***** Task material *****

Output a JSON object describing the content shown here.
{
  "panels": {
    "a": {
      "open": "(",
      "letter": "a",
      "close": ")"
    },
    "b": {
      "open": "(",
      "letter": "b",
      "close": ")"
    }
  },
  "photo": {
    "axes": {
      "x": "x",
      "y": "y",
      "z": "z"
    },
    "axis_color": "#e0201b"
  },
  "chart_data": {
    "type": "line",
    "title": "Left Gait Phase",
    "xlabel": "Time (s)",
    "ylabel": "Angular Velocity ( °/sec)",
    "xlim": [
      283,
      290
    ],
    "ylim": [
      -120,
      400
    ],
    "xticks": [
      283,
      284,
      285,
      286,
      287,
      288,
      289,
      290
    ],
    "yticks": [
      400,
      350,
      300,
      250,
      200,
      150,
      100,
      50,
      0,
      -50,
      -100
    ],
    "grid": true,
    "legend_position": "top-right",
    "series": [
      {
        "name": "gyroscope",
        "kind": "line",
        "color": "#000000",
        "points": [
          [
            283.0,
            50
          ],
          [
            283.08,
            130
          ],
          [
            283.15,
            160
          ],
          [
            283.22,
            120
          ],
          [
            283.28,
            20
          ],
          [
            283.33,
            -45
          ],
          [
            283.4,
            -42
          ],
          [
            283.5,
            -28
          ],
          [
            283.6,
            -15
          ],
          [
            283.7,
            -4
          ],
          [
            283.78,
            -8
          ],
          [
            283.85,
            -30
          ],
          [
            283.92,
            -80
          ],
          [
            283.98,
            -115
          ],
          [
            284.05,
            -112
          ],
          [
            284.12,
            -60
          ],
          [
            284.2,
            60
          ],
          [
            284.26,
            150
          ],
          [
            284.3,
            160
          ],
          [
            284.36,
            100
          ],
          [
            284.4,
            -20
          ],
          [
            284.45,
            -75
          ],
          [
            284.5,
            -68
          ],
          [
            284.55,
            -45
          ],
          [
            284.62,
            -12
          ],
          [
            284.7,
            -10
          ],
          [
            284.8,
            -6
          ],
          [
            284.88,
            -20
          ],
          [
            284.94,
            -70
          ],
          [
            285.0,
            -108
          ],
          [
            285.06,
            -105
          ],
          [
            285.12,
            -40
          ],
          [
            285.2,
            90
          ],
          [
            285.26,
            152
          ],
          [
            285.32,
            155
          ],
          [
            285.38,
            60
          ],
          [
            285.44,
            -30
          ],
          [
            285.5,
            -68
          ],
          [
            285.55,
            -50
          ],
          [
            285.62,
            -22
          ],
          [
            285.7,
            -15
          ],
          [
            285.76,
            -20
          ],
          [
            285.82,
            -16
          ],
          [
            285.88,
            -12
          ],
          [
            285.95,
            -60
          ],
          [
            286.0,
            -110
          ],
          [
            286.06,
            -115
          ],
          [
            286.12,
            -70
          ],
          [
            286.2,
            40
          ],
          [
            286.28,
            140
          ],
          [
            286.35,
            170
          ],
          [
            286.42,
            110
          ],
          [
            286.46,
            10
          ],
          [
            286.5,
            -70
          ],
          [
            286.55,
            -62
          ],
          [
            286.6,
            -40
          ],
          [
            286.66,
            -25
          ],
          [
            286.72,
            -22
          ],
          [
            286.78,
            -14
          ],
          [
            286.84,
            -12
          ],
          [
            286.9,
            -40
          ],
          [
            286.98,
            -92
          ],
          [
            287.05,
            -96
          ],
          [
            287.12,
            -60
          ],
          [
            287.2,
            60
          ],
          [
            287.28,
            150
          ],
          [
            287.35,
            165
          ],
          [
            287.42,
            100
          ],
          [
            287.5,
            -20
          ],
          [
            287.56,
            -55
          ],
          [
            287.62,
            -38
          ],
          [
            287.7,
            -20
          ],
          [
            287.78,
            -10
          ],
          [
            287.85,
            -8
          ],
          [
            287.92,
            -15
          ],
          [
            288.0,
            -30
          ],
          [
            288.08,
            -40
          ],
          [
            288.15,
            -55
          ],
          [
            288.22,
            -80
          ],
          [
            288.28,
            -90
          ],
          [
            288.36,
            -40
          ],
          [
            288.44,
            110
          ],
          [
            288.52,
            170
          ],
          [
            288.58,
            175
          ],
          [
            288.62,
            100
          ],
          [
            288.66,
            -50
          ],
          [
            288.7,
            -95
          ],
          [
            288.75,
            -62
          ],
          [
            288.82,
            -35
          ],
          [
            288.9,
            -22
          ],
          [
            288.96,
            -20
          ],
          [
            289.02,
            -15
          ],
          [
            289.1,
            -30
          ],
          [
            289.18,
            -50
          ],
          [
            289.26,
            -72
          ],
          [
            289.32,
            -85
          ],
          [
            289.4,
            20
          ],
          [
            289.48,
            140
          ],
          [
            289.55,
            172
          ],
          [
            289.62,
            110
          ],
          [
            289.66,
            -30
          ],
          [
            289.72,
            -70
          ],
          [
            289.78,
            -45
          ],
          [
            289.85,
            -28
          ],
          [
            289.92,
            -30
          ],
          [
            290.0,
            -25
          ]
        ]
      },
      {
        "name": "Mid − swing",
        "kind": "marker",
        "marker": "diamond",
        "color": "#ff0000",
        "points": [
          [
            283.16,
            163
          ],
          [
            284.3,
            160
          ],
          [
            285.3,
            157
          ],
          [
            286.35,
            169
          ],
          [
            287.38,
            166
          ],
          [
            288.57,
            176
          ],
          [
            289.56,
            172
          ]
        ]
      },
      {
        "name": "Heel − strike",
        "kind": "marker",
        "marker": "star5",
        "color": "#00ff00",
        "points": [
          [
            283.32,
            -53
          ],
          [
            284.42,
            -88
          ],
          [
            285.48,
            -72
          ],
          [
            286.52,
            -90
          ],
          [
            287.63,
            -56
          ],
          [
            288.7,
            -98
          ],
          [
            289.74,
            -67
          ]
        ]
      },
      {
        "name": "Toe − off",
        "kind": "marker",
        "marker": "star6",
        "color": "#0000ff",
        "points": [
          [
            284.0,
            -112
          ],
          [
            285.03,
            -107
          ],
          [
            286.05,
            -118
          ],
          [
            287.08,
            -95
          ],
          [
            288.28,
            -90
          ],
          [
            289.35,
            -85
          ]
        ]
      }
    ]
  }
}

*****

> **Required work**:
Restate the whole listing exactly.

> **The result**:
Output a JSON object describing the content shown here.
{
  "panels": {
    "a": {
      "open": "(",
      "letter": "a",
      "close": ")"
    },
    "b": {
      "open": "(",
      "letter": "b",
      "close": ")"
    }
  },
  "photo": {
    "axes": {
      "x": "x",
      "y": "y",
      "z": "z"
    },
    "axis_color": "#e0201b"
  },
  "chart_data": {
    "type": "line",
    "title": "Left Gait Phase",
    "xlabel": "Time (s)",
    "ylabel": "Angular Velocity ( °/sec)",
    "xlim": [
      283,
      290
    ],
    "ylim": [
      -120,
      400
    ],
    "xticks": [
      283,
      284,
      285,
      286,
      287,
      288,
      289,
      290
    ],
    "yticks": [
      400,
      350,
      300,
      250,
      200,
      150,
      100,
      50,
      0,
      -50,
      -100
    ],
    "grid": true,
    "legend_position": "top-right",
    "series": [
      {
        "name": "gyroscope",
        "kind": "line",
        "color": "#000000",
        "points": [
          [
            283.0,
            50
          ],
          [
            283.08,
            130
          ],
          [
            283.15,
            160
          ],
          [
            283.22,
            120
          ],
          [
            283.28,
            20
          ],
          [
            283.33,
            -45
          ],
          [
            283.4,
            -42
          ],
          [
            283.5,
            -28
          ],
          [
            283.6,
            -15
          ],
          [
            283.7,
            -4
          ],
          [
            283.78,
            -8
          ],
          [
            283.85,
            -30
          ],
          [
            283.92,
            -80
          ],
          [
            283.98,
            -115
          ],
          [
            284.05,
            -112
          ],
          [
            284.12,
            -60
          ],
          [
            284.2,
            60
          ],
          [
            284.26,
            150
          ],
          [
            284.3,
            160
          ],
          [
            284.36,
            100
          ],
          [
            284.4,
            -20
          ],
          [
            284.45,
            -75
          ],
          [
            284.5,
            -68
          ],
          [
            284.55,
            -45
          ],
          [
            284.62,
            -12
          ],
          [
            284.7,
            -10
          ],
          [
            284.8,
            -6
          ],
          [
            284.88,
            -20
          ],
          [
            284.94,
            -70
          ],
          [
            285.0,
            -108
          ],
          [
            285.06,
            -105
          ],
          [
            285.12,
            -40
          ],
          [
            285.2,
            90
          ],
          [
            285.26,
            152
          ],
          [
            285.32,
            155
          ],
          [
            285.38,
            60
          ],
          [
            285.44,
            -30
          ],
          [
            285.5,
            -68
          ],
          [
            285.55,
            -50
          ],
          [
            285.62,
            -22
          ],
          [
            285.7,
            -15
          ],
          [
            285.76,
            -20
          ],
          [
            285.82,
            -16
          ],
          [
            285.88,
            -12
          ],
          [
            285.95,
            -60
          ],
          [
            286.0,
            -110
          ],
          [
            286.06,
            -115
          ],
          [
            286.12,
            -70
          ],
          [
            286.2,
            40
          ],
          [
            286.28,
            140
          ],
          [
            286.35,
            170
          ],
          [
            286.42,
            110
          ],
          [
            286.46,
            10
          ],
          [
            286.5,
            -70
          ],
          [
            286.55,
            -62
          ],
          [
            286.6,
            -40
          ],
          [
            286.66,
            -25
          ],
          [
            286.72,
            -22
          ],
          [
            286.78,
            -14
          ],
          [
            286.84,
            -12
          ],
          [
            286.9,
            -40
          ],
          [
            286.98,
            -92
          ],
          [
            287.05,
            -96
          ],
          [
            287.12,
            -60
          ],
          [
            287.2,
            60
          ],
          [
            287.28,
            150
          ],
          [
            287.35,
            165
          ],
          [
            287.42,
            100
          ],
          [
            287.5,
            -20
          ],
          [
            287.56,
            -55
          ],
          [
            287.62,
            -38
          ],
          [
            287.7,
            -20
          ],
          [
            287.78,
            -10
          ],
          [
            287.85,
            -8
          ],
          [
            287.92,
            -15
          ],
          [
            288.0,
            -30
          ],
          [
            288.08,
            -40
          ],
          [
            288.15,
            -55
          ],
          [
            288.22,
            -80
          ],
          [
            288.28,
            -90
          ],
          [
            288.36,
            -40
          ],
          [
            288.44,
            110
          ],
          [
            288.52,
            170
          ],
          [
            288.58,
            175
          ],
          [
            288.62,
            100
          ],
          [
            288.66,
            -50
          ],
          [
            288.7,
            -95
          ],
          [
            288.75,
            -62
          ],
          [
            288.82,
            -35
          ],
          [
            288.9,
            -22
          ],
          [
            288.96,
            -20
          ],
          [
            289.02,
            -15
          ],
          [
            289.1,
            -30
          ],
          [
            289.18,
            -50
          ],
          [
            289.26,
            -72
          ],
          [
            289.32,
            -85
          ],
          [
            289.4,
            20
          ],
          [
            289.48,
            140
          ],
          [
            289.55,
            172
          ],
          [
            289.62,
            110
          ],
          [
            289.66,
            -30
          ],
          [
            289.72,
            -70
          ],
          [
            289.78,
            -45
          ],
          [
            289.85,
            -28
          ],
          [
            289.92,
            -30
          ],
          [
            290.0,
            -25
          ]
        ]
      },
      {
        "name": "Mid − swing",
        "kind": "marker",
        "marker": "diamond",
        "color": "#ff0000",
        "points": [
          [
            283.16,
            163
          ],
          [
            284.3,
            160
          ],
          [
            285.3,
            157
          ],
          [
            286.35,
            169
          ],
          [
            287.38,
            166
          ],
          [
            288.57,
            176
          ],
          [
            289.56,
            172
          ]
        ]
      },
      {
        "name": "Heel − strike",
        "kind": "marker",
        "marker": "star5",
        "color": "#00ff00",
        "points": [
          [
            283.32,
            -53
          ],
          [
            284.42,
            -88
          ],
          [
            285.48,
            -72
          ],
          [
            286.52,
            -90
          ],
          [
            287.63,
            -56
          ],
          [
            288.7,
            -98
          ],
          [
            289.74,
            -67
          ]
        ]
      },
      {
        "name": "Toe − off",
        "kind": "marker",
        "marker": "star6",
        "color": "#0000ff",
        "points": [
          [
            284.0,
            -112
          ],
          [
            285.03,
            -107
          ],
          [
            286.05,
            -118
          ],
          [
            287.08,
            -95
          ],
          [
            288.28,
            -90
          ],
          [
            289.35,
            -85
          ]
        ]
      }
    ]
  }
}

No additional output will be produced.